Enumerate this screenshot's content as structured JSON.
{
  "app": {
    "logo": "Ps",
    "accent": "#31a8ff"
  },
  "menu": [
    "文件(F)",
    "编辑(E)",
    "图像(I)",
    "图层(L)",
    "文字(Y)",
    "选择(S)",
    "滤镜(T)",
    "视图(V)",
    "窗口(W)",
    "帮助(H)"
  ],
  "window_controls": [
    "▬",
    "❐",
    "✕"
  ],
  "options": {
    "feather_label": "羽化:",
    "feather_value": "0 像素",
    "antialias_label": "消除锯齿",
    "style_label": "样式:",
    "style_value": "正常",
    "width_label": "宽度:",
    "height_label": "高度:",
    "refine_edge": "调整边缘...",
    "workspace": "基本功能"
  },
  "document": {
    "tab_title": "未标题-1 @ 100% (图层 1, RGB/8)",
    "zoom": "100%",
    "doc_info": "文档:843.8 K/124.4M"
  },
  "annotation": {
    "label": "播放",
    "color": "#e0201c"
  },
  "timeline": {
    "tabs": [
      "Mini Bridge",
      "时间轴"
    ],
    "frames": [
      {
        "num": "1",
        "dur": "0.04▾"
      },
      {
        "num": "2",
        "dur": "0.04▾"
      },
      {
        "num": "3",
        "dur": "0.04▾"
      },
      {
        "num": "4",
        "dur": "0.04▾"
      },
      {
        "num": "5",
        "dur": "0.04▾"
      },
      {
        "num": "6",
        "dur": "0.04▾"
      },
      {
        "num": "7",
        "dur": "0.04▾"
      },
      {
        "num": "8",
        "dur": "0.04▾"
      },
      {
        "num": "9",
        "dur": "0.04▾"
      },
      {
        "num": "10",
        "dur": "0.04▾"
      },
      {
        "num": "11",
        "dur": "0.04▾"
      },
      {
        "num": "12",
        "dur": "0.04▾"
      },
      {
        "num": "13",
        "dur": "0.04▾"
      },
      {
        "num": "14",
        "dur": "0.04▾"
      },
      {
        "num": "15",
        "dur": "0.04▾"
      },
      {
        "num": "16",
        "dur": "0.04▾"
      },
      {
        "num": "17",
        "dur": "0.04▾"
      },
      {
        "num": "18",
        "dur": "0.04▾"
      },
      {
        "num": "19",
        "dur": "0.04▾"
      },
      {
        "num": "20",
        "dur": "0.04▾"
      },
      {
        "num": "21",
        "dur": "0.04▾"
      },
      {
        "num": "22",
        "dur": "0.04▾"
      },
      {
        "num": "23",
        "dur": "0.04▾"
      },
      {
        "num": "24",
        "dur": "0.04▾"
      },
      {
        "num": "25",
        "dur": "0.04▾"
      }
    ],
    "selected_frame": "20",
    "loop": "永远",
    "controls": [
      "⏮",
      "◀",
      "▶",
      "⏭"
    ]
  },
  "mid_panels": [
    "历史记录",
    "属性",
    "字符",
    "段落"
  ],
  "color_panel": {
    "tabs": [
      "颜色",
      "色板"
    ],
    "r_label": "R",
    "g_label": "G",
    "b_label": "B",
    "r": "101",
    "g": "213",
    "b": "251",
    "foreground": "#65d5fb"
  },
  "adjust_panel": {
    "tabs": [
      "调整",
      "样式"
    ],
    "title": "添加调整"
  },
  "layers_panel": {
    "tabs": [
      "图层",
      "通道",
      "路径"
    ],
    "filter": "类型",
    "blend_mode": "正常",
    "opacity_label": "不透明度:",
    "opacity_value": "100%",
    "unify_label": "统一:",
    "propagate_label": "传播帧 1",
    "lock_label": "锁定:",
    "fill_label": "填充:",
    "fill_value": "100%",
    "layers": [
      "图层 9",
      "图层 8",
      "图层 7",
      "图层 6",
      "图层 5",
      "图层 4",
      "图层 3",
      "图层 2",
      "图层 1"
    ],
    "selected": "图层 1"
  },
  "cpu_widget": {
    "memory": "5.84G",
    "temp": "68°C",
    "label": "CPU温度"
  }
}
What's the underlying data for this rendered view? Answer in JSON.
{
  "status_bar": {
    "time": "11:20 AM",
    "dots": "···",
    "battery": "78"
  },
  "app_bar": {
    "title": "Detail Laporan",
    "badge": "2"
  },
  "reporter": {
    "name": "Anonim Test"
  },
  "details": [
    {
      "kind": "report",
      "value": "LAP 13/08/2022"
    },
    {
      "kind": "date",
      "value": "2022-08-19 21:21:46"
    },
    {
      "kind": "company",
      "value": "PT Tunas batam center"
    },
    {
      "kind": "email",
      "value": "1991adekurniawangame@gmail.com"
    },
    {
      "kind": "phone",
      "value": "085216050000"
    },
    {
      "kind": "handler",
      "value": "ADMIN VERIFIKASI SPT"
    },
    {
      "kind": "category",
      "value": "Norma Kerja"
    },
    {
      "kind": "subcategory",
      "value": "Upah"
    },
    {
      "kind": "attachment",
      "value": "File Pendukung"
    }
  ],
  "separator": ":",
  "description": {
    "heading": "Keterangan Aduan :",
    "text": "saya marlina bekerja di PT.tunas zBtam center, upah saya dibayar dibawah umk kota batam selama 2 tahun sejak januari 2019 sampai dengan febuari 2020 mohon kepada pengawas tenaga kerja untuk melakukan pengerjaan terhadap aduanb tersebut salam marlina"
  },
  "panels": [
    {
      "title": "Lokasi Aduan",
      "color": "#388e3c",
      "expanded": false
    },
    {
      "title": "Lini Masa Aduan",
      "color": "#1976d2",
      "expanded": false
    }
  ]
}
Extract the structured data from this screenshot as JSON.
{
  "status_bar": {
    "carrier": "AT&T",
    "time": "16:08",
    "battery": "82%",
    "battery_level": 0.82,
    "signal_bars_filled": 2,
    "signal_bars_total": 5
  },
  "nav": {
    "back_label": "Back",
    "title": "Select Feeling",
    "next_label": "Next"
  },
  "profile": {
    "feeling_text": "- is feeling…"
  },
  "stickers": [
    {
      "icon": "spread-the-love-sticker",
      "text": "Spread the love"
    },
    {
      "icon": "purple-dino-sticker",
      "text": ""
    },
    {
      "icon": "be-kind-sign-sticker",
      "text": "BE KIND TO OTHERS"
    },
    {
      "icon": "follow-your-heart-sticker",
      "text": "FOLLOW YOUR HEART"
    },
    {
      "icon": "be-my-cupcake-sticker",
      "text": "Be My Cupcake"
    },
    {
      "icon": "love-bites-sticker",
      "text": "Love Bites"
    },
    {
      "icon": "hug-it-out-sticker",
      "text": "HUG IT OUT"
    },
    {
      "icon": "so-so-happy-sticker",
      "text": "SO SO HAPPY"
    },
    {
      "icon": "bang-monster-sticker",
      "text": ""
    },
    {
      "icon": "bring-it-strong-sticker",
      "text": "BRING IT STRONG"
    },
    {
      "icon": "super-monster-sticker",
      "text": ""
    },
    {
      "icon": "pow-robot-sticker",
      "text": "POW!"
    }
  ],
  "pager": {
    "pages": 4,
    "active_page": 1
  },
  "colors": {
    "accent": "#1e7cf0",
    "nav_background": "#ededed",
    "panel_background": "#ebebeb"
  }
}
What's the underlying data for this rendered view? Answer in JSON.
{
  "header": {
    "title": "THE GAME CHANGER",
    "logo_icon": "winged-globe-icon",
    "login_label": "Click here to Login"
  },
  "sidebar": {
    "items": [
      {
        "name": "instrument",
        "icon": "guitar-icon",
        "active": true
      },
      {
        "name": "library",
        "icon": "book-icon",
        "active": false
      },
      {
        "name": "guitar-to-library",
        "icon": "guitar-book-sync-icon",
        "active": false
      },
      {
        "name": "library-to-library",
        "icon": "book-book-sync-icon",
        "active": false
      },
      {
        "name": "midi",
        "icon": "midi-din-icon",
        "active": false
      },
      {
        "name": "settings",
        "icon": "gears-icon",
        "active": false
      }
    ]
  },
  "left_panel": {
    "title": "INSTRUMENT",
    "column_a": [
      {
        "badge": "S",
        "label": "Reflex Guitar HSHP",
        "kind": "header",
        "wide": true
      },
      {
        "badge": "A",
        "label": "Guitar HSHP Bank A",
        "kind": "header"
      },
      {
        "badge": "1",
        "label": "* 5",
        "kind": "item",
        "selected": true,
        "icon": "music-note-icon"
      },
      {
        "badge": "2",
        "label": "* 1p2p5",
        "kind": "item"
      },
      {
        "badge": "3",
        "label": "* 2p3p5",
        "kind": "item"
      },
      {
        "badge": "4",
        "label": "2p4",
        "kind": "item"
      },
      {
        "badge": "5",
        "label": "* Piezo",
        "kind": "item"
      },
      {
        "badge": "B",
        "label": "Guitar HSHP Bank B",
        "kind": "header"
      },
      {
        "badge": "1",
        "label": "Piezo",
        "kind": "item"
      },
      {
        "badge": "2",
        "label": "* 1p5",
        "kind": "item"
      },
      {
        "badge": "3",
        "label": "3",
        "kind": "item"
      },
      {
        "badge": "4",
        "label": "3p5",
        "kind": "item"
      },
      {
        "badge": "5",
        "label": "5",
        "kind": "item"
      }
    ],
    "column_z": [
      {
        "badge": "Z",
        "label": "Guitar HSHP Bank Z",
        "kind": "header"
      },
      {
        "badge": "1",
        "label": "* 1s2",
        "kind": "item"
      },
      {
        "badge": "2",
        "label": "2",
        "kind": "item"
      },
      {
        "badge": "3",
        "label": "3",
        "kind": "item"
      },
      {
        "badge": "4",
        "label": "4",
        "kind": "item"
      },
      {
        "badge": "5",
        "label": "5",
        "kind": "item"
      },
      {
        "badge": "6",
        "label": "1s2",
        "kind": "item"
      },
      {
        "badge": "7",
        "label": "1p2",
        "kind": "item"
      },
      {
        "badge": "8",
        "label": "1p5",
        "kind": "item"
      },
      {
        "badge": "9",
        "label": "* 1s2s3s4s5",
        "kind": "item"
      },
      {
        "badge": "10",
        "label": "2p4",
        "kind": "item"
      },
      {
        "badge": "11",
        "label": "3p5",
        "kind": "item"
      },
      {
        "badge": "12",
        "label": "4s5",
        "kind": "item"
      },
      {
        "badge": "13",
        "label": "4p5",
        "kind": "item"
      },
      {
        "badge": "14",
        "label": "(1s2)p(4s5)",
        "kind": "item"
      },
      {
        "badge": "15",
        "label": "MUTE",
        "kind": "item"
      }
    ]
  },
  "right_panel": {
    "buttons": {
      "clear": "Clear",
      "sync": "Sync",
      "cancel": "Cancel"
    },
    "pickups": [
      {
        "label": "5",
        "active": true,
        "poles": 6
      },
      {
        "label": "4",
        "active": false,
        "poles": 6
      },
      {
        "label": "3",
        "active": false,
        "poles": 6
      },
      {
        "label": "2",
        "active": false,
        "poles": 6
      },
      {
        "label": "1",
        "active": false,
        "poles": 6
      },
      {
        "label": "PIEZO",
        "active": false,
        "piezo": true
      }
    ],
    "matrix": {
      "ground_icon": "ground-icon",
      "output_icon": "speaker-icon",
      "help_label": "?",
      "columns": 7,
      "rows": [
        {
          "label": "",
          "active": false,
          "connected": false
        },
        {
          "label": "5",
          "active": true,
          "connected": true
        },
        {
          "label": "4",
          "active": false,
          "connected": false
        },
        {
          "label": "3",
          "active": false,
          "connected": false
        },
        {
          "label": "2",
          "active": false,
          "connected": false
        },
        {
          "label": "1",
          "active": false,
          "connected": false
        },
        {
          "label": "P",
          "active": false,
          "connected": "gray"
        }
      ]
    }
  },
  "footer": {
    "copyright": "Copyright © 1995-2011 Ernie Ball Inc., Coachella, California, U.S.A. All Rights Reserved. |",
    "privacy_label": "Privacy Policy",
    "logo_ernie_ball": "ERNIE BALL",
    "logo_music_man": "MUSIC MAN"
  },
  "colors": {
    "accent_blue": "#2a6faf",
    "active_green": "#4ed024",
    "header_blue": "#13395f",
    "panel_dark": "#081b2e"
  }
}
= = =
- _What you need to do_
Filter the data for the string "Bank" and copy every line that has it.

- _The reply_
        "label": "Guitar HSHP Bank A",
        "label": "Guitar HSHP Bank B",
        "label": "Guitar HSHP Bank Z",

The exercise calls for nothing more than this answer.